* **Requirement**
Find each line containing the string "bold". Copy it.
+++ Data listing
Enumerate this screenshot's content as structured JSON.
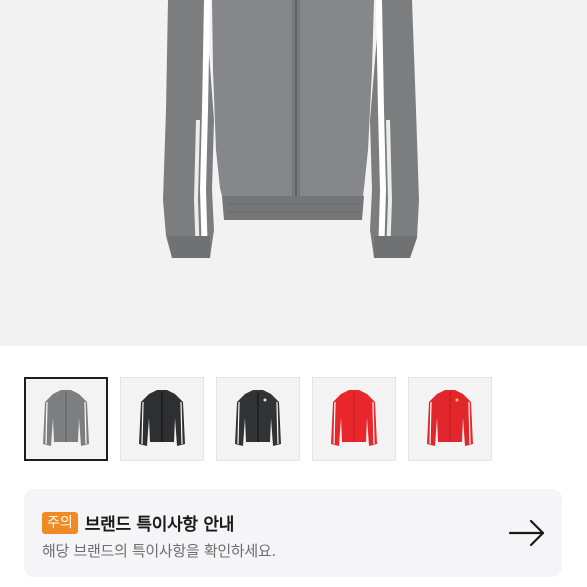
{
  "product": {
    "main_image": "grey-track-jacket-photo",
    "colors": {
      "hero_background": "#f2f2f2",
      "jacket_grey": "#7b7d7f",
      "stripe_white": "#ffffff",
      "badge_orange": "#f08a24",
      "card_background": "#f5f5f7"
    }
  },
  "thumbnails": [
    {
      "variant": "grey",
      "color": "#7c7e80",
      "selected": true
    },
    {
      "variant": "black",
      "color": "#2e2f31",
      "selected": false
    },
    {
      "variant": "black-alt",
      "color": "#323335",
      "selected": false
    },
    {
      "variant": "red",
      "color": "#e8262b",
      "selected": false
    },
    {
      "variant": "red-alt",
      "color": "#e2272c",
      "selected": false
    }
  ],
  "notice": {
    "badge": "주의",
    "title": "브랜드 특이사항 안내",
    "subtitle": "해당 브랜드의 특이사항을 확인하세요.",
    "arrow_icon": "arrow-right-icon"
  }
}
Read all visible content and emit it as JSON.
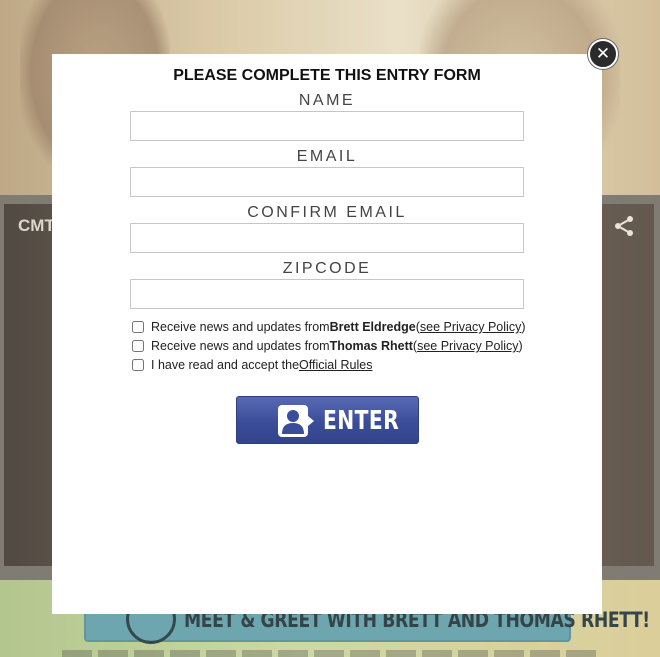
{
  "background": {
    "video_label": "CMT",
    "banner_text": "MEET & GREET WITH BRETT AND THOMAS RHETT!"
  },
  "modal": {
    "title": "PLEASE COMPLETE THIS ENTRY FORM",
    "fields": [
      {
        "label": "NAME",
        "value": "",
        "placeholder": ""
      },
      {
        "label": "EMAIL",
        "value": "",
        "placeholder": ""
      },
      {
        "label": "CONFIRM EMAIL",
        "value": "",
        "placeholder": ""
      },
      {
        "label": "ZIPCODE",
        "value": "",
        "placeholder": ""
      }
    ],
    "checkboxes": [
      {
        "prefix": "Receive news and updates from ",
        "bold": "Brett Eldredge",
        "mid": " (",
        "link": "see Privacy Policy",
        "suffix": ")",
        "checked": false
      },
      {
        "prefix": "Receive news and updates from ",
        "bold": "Thomas Rhett",
        "mid": " (",
        "link": "see Privacy Policy",
        "suffix": ")",
        "checked": false
      },
      {
        "prefix": "I have read and accept the ",
        "link": "Official Rules",
        "checked": false
      }
    ],
    "enter_label": "ENTER",
    "close_icon": "close-icon"
  },
  "colors": {
    "enter_button": "#3b4c99",
    "close_button": "#2b2b2b"
  }
}
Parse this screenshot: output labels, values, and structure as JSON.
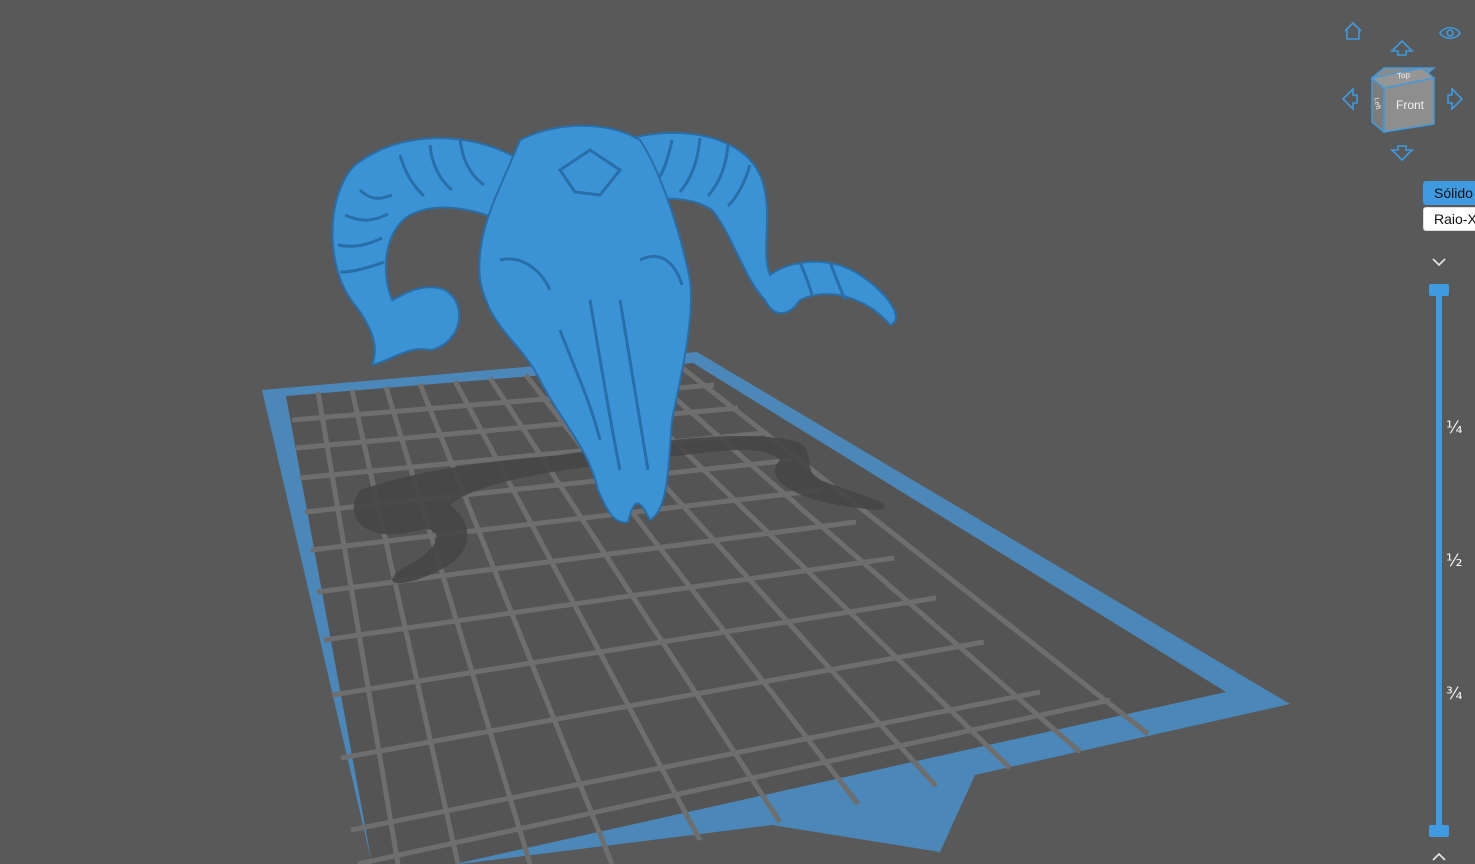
{
  "viewport": {
    "background": "#595959",
    "bed_color": "#4b87b8",
    "grid_color": "#6c6c6c",
    "model_color": "#3b93d6"
  },
  "nav": {
    "home_icon": "home-icon",
    "visibility_icon": "eye-icon",
    "rotate_up_icon": "arrow-up-icon",
    "rotate_down_icon": "arrow-down-icon",
    "rotate_left_icon": "arrow-left-icon",
    "rotate_right_icon": "arrow-right-icon"
  },
  "view_cube": {
    "front": "Front",
    "top": "Top",
    "left": "Left"
  },
  "render_mode": {
    "solid_label": "Sólido",
    "xray_label": "Raio-X",
    "selected": "Sólido",
    "accent": "#3f9ae0"
  },
  "layer_slider": {
    "ticks": [
      "¼",
      "½",
      "¾"
    ],
    "collapse_icon": "chevron-down-icon",
    "expand_icon": "chevron-up-icon"
  }
}
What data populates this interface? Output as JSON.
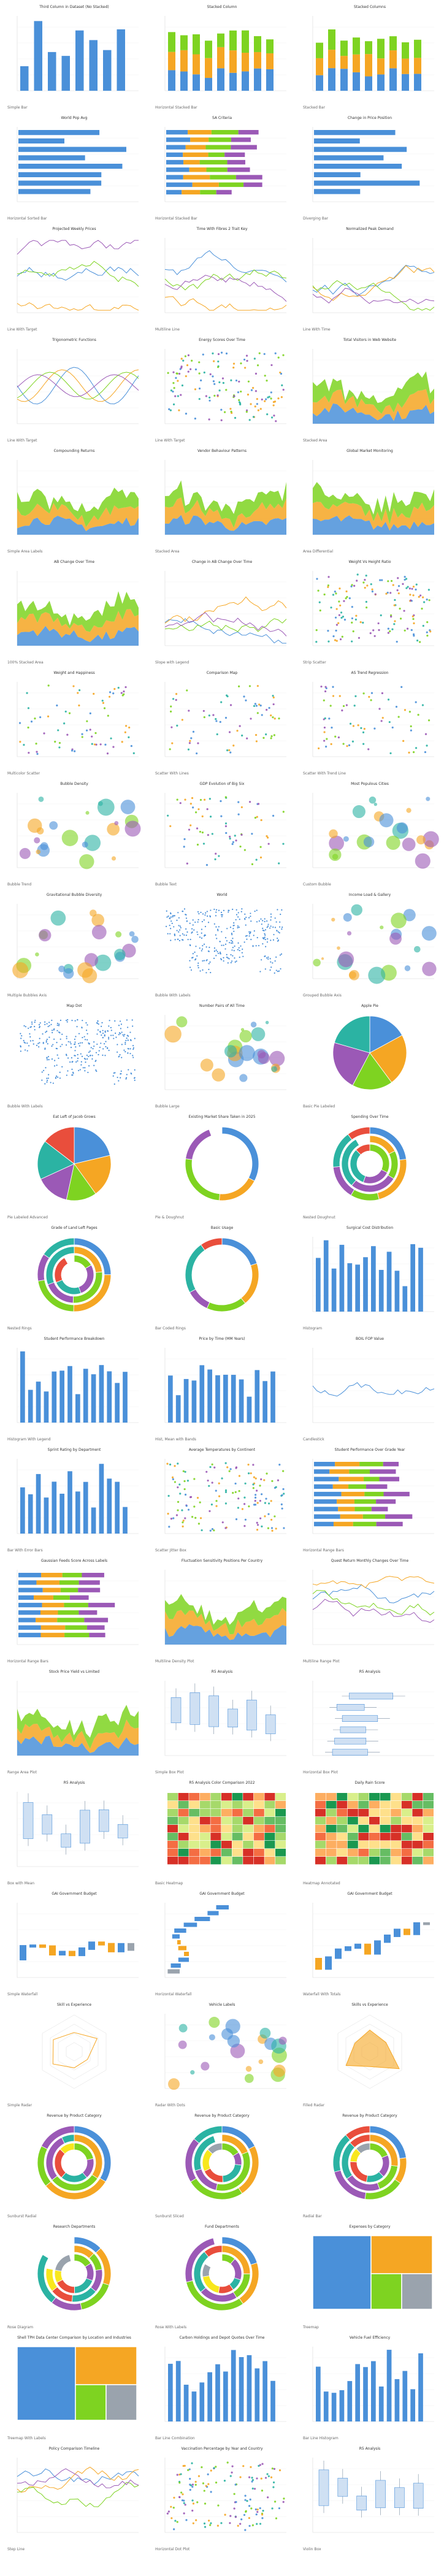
{
  "colors": {
    "blue": "#4a90d9",
    "orange": "#f5a623",
    "green": "#7ed321",
    "purple": "#9b59b6",
    "teal": "#2bb3a3",
    "red": "#e94e3c",
    "yellow": "#f8e71c",
    "gray": "#9aa3ad"
  },
  "gallery": {
    "cells": [
      {
        "title": "Third Column in Dataset (No Stacked)",
        "caption": "Simple Bar",
        "kind": "bar"
      },
      {
        "title": "Stacked Column",
        "caption": "Horizontal Stacked Bar",
        "kind": "stacked"
      },
      {
        "title": "Stacked Columns",
        "caption": "Stacked Bar",
        "kind": "stacked100"
      },
      {
        "title": "World Pop Avg",
        "caption": "Horizontal Sorted Bar",
        "kind": "hbar"
      },
      {
        "title": "SA Criteria",
        "caption": "Horizontal Stacked Bar",
        "kind": "hstack"
      },
      {
        "title": "Change in Price Position",
        "caption": "Diverging Bar",
        "kind": "diverge"
      },
      {
        "title": "Projected Weekly Prices",
        "caption": "Line With Target",
        "kind": "lines"
      },
      {
        "title": "Time With Fibres 2 Trait Key",
        "caption": "Multiline Line",
        "kind": "lines2"
      },
      {
        "title": "Normalized Peak Demand",
        "caption": "Line With Time",
        "kind": "lines3"
      },
      {
        "title": "Trigonometric Functions",
        "caption": "Line With Target",
        "kind": "trig"
      },
      {
        "title": "Energy Scores Over Time",
        "caption": "Line With Target",
        "kind": "dots"
      },
      {
        "title": "Total Visitors in Web Website",
        "caption": "Stacked Area",
        "kind": "area"
      },
      {
        "title": "Compounding Returns",
        "caption": "Simple Area Labels",
        "kind": "area2"
      },
      {
        "title": "Vendor Behaviour Patterns",
        "caption": "Stacked Area",
        "kind": "area3"
      },
      {
        "title": "Global Market Monitoring",
        "caption": "Area Differential",
        "kind": "area4"
      },
      {
        "title": "AB Change Over Time",
        "caption": "100% Stacked Area",
        "kind": "area5"
      },
      {
        "title": "Change in AB Change Over Time",
        "caption": "Slope with Legend",
        "kind": "slope"
      },
      {
        "title": "Weight Vs Height Ratio",
        "caption": "Strip Scatter",
        "kind": "strip"
      },
      {
        "title": "Weight and Happiness",
        "caption": "Multicolor Scatter",
        "kind": "scatter"
      },
      {
        "title": "Comparison Map",
        "caption": "Scatter With Lines",
        "kind": "scatter2"
      },
      {
        "title": "AS Trend Regression",
        "caption": "Scatter With Trend Line",
        "kind": "scatter3"
      },
      {
        "title": "Bubble Density",
        "caption": "Bubble Trend",
        "kind": "bubbles"
      },
      {
        "title": "GDP Evolution of Big Six",
        "caption": "Bubble Text",
        "kind": "scatter4"
      },
      {
        "title": "Most Populous Cities",
        "caption": "Custom Bubble",
        "kind": "bubbles2"
      },
      {
        "title": "Gravitational Bubble Diversity",
        "caption": "Multiple Bubbles Axis",
        "kind": "bubbles3"
      },
      {
        "title": "World",
        "caption": "Bubble With Labels",
        "kind": "map"
      },
      {
        "title": "Income Load & Gallery",
        "caption": "Grouped Bubble Axis",
        "kind": "bubbles4"
      },
      {
        "title": "Map Dot",
        "caption": "Bubble With Labels",
        "kind": "dotmap"
      },
      {
        "title": "Number Pairs of All Time",
        "caption": "Bubble Large",
        "kind": "bubbles5"
      },
      {
        "title": "Apple Pie",
        "caption": "Basic Pie Labeled",
        "kind": "pie"
      },
      {
        "title": "Eat Left of Jacob Grows",
        "caption": "Pie Labeled Advanced",
        "kind": "pie2"
      },
      {
        "title": "Existing Market Share Taken in 2025",
        "caption": "Pie & Doughnut",
        "kind": "donut"
      },
      {
        "title": "Spending Over Time",
        "caption": "Nested Doughnut",
        "kind": "donut2"
      },
      {
        "title": "Grade of Land Left Pages",
        "caption": "Nested Rings",
        "kind": "rings"
      },
      {
        "title": "Basic Usage",
        "caption": "Bar Coded Rings",
        "kind": "donut3"
      },
      {
        "title": "Surgical Cost Distribution",
        "caption": "Histogram",
        "kind": "hist"
      },
      {
        "title": "Student Performance Breakdown",
        "caption": "Histogram With Legend",
        "kind": "hist2"
      },
      {
        "title": "Price by Time (MM Years)",
        "caption": "Hist, Mean with Bands",
        "kind": "hist3"
      },
      {
        "title": "BOIL FOP Value",
        "caption": "Candlestick",
        "kind": "candle"
      },
      {
        "title": "Sprint Rating by Department",
        "caption": "Bar With Error Bars",
        "kind": "errbar"
      },
      {
        "title": "Average Temperatures by Continent",
        "caption": "Scatter Jitter Box",
        "kind": "jitter"
      },
      {
        "title": "Student Performance Over Grade Year",
        "caption": "Horizontal Range Bars",
        "kind": "range"
      },
      {
        "title": "Gaussian Feeds Score Across Labels",
        "caption": "Horizontal Range Bars",
        "kind": "range2"
      },
      {
        "title": "Fluctuation Sensitivity Positions Per Country",
        "caption": "Multiline Density Plot",
        "kind": "ridge"
      },
      {
        "title": "Quest Return Monthly Changes Over Time",
        "caption": "Multiline Range Plot",
        "kind": "bandline"
      },
      {
        "title": "Stock Price Yield vs Limited",
        "caption": "Range Area Plot",
        "kind": "rangearea"
      },
      {
        "title": "R5 Analysis",
        "caption": "Simple Box Plot",
        "kind": "box"
      },
      {
        "title": "R5 Analysis",
        "caption": "Horizontal Box Plot",
        "kind": "hbox"
      },
      {
        "title": "R5 Analysis",
        "caption": "Box with Mean",
        "kind": "box2"
      },
      {
        "title": "R5 Analysis Color Comparison 2022",
        "caption": "Basic Heatmap",
        "kind": "heat"
      },
      {
        "title": "Daily Rain Score",
        "caption": "Heatmap Annotated",
        "kind": "heat2"
      },
      {
        "title": "GAI Government Budget",
        "caption": "Simple Waterfall",
        "kind": "waterfall"
      },
      {
        "title": "GAI Government Budget",
        "caption": "Horizontal Waterfall",
        "kind": "waterfall2"
      },
      {
        "title": "GAI Government Budget",
        "caption": "Waterfall With Totals",
        "kind": "waterfall3"
      },
      {
        "title": "Skill vs Experience",
        "caption": "Simple Radar",
        "kind": "radar"
      },
      {
        "title": "Vehicle Labels",
        "caption": "Radar With Dots",
        "kind": "polar"
      },
      {
        "title": "Skills vs Experience",
        "caption": "Filled Radar",
        "kind": "radar2"
      },
      {
        "title": "Revenue by Product Category",
        "caption": "Sunburst Radial",
        "kind": "sunburst"
      },
      {
        "title": "Revenue by Product Category",
        "caption": "Sunburst Sliced",
        "kind": "sunburst2"
      },
      {
        "title": "Revenue by Product Category",
        "caption": "Radial Bar",
        "kind": "radialbar"
      },
      {
        "title": "Research Departments",
        "caption": "Rose Diagram",
        "kind": "rose"
      },
      {
        "title": "Fund Departments",
        "caption": "Rose With Labels",
        "kind": "rose2"
      },
      {
        "title": "Expenses by Category",
        "caption": "Treemap",
        "kind": "treemap"
      },
      {
        "title": "Shell TPH Data Center Comparison by Location and Industries",
        "caption": "Treemap With Labels",
        "kind": "treemap2"
      },
      {
        "title": "Carbon Holdings and Depot Quotes Over Time",
        "caption": "Bar Line Combination",
        "kind": "barline"
      },
      {
        "title": "Vehicle Fuel Efficiency",
        "caption": "Bar Line Histogram",
        "kind": "barline2"
      },
      {
        "title": "Policy Comparison Timeline",
        "caption": "Step Line",
        "kind": "step"
      },
      {
        "title": "Vaccination Percentage by Year and Country",
        "caption": "Horizontal Dot Plot",
        "kind": "dotplot"
      },
      {
        "title": "R5 Analysis",
        "caption": "Violin Box",
        "kind": "box3"
      }
    ]
  }
}
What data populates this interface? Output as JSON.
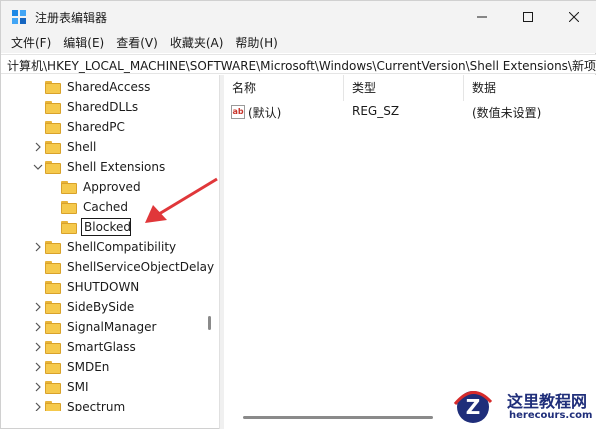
++++++
* **Result**
        "bold": "Brett Eldredge",
        "bold": "Thomas Rhett",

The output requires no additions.